Material:
- - - - -
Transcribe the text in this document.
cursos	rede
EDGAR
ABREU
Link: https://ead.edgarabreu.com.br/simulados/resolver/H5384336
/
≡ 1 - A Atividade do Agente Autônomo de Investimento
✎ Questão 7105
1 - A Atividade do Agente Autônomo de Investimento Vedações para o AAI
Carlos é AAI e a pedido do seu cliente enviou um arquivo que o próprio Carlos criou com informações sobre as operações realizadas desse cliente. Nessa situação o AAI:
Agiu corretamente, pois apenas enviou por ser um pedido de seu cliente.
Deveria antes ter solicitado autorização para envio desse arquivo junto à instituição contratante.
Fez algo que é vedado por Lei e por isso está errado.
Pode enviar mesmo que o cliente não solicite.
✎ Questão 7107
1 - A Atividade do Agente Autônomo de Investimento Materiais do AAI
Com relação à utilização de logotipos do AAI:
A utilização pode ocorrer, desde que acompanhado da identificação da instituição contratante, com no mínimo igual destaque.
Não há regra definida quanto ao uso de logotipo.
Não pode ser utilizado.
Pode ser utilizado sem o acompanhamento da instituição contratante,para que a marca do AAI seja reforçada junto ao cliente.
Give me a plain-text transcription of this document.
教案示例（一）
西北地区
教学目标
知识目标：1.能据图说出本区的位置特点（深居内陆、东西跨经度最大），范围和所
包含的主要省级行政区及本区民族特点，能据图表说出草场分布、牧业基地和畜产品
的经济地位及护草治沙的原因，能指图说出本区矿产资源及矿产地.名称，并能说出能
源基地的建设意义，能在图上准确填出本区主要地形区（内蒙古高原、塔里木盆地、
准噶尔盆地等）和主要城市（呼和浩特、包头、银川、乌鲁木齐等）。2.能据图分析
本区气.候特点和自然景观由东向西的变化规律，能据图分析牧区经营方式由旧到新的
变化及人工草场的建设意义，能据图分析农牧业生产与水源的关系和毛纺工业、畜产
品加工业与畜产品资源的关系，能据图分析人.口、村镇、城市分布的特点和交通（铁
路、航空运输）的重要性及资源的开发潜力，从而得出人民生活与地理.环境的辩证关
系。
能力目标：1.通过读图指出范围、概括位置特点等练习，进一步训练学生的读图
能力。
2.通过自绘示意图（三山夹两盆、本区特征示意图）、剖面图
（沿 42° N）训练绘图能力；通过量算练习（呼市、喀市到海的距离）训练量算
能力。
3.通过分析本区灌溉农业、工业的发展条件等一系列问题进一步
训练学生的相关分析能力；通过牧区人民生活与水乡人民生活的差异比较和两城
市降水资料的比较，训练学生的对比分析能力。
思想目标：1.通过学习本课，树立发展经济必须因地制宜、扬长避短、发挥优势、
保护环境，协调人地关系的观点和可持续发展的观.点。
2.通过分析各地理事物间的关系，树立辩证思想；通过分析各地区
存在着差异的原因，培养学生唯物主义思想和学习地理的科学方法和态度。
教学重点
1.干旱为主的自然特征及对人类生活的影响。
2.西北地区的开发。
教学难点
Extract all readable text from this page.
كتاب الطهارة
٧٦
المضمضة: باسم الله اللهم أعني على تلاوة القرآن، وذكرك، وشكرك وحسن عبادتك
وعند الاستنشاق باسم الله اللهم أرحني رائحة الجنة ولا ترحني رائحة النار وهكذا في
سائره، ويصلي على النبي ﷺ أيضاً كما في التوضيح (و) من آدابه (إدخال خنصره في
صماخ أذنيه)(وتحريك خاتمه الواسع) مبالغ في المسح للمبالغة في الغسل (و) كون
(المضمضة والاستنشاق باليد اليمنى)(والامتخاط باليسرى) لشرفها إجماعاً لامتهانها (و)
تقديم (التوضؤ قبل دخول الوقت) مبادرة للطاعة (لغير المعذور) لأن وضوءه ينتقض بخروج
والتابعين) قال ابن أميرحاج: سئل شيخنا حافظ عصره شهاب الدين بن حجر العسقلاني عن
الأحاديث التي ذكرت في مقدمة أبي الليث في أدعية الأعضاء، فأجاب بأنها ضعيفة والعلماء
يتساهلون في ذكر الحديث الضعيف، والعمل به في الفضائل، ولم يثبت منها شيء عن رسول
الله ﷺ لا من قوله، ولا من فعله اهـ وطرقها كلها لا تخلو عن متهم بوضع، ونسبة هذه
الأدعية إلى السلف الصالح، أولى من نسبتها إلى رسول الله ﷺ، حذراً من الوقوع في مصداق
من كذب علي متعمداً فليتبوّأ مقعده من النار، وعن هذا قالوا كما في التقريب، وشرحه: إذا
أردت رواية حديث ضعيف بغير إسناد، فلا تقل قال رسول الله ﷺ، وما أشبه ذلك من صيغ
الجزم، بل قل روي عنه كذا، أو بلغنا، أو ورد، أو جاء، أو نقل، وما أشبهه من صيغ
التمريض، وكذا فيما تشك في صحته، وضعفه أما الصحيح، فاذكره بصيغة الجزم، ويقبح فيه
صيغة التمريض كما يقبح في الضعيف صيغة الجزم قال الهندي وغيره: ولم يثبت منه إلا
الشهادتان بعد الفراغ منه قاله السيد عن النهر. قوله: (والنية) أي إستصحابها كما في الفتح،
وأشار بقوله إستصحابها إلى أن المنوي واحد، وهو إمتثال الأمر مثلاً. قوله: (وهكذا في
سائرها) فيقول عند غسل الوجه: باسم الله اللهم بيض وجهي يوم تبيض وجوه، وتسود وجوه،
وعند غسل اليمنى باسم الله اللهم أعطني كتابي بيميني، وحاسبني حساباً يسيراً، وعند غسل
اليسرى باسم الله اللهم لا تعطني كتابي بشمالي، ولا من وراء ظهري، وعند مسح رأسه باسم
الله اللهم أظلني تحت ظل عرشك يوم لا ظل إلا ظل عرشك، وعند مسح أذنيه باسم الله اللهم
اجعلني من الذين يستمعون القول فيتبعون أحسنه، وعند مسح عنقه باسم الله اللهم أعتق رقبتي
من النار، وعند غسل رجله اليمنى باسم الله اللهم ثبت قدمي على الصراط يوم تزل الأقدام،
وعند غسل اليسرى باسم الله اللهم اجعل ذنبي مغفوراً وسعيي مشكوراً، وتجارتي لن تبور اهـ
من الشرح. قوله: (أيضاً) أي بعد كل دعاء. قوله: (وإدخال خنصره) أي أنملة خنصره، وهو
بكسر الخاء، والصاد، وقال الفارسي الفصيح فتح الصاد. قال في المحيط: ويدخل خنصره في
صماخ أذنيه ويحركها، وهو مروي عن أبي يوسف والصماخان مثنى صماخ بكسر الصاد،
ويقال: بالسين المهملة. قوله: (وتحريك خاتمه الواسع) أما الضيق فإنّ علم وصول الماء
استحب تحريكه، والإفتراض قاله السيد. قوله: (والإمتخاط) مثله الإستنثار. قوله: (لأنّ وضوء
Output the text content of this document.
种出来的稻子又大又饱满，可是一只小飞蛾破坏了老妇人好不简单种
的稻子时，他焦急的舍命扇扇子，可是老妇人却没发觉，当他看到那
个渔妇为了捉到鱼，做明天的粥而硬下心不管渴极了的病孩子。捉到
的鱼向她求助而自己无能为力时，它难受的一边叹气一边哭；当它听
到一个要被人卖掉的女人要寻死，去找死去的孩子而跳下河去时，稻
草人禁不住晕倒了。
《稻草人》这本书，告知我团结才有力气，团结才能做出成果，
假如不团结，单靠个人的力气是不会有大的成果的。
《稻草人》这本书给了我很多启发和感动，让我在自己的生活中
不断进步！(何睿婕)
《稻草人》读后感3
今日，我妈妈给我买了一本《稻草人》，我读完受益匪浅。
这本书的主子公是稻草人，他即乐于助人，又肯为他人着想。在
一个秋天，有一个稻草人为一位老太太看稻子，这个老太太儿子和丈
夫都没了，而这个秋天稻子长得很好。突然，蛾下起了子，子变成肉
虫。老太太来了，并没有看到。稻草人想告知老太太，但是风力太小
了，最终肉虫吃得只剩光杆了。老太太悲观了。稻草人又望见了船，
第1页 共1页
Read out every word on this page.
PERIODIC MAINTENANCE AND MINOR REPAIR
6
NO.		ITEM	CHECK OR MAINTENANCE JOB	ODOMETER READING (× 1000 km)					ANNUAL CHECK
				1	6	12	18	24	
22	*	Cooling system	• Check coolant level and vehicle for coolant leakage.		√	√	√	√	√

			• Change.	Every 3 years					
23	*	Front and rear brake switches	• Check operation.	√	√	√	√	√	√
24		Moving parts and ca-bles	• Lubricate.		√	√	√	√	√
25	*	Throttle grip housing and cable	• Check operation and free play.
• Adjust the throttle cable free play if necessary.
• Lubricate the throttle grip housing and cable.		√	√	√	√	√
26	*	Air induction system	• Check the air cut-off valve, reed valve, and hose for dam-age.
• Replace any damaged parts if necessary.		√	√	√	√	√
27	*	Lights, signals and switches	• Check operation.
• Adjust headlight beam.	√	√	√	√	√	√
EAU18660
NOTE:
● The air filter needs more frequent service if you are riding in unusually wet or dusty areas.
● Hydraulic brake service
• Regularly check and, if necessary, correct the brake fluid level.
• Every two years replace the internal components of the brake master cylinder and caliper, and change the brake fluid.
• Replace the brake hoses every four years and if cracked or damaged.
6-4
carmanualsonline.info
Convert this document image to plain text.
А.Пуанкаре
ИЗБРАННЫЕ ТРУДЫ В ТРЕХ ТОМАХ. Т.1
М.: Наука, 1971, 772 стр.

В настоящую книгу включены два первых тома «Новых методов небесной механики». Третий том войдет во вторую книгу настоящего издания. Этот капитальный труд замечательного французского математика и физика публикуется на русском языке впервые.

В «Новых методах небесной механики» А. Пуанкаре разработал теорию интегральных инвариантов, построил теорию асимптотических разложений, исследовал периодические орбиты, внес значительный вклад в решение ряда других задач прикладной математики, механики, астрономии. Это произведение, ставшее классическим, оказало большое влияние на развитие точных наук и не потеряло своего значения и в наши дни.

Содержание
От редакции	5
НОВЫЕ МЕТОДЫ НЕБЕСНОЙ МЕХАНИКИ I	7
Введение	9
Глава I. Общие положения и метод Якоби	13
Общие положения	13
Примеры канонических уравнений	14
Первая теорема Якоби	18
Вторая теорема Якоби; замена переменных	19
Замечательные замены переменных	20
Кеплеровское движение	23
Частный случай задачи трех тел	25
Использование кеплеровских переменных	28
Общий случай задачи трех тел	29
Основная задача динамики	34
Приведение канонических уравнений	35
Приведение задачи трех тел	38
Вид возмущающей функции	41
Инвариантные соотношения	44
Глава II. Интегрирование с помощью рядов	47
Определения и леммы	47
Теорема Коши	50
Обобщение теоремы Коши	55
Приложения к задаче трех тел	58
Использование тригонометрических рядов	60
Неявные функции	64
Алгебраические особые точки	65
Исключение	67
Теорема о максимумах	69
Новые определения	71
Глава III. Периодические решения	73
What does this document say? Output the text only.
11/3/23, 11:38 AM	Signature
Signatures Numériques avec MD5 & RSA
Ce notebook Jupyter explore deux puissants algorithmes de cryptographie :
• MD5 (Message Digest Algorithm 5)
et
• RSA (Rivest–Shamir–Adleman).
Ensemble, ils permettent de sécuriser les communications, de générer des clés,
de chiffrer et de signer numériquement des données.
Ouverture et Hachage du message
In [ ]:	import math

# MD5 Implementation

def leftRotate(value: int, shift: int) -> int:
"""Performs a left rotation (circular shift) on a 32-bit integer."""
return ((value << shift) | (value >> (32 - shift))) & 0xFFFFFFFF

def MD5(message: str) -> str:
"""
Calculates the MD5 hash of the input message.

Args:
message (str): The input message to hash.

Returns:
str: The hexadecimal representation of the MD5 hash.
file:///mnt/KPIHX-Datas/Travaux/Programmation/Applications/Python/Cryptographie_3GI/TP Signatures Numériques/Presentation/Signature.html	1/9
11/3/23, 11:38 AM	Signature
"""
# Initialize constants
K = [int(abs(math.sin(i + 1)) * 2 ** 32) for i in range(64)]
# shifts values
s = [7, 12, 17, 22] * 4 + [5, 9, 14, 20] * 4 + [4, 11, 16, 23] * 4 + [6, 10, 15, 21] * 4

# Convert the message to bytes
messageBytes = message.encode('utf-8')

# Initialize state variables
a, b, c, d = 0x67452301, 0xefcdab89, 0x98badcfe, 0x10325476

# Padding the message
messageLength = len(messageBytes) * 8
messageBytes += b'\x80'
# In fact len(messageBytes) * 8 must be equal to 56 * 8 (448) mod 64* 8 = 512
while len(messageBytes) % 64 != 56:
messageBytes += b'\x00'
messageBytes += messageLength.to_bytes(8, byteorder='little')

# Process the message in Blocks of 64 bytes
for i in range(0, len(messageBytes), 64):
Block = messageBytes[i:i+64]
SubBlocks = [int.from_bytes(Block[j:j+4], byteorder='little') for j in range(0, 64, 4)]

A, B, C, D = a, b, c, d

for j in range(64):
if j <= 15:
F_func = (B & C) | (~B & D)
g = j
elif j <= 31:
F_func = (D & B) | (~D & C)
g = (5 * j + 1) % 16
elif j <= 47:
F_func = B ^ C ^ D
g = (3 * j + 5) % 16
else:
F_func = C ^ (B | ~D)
- - - - -
Work instructions:
Identify the lines of the data that contain the word "переменных". Copy each of them.

Result of this task:
Вторая теорема Якоби; замена переменных	19
Замечательные замены переменных	20
Использование кеплеровских переменных	28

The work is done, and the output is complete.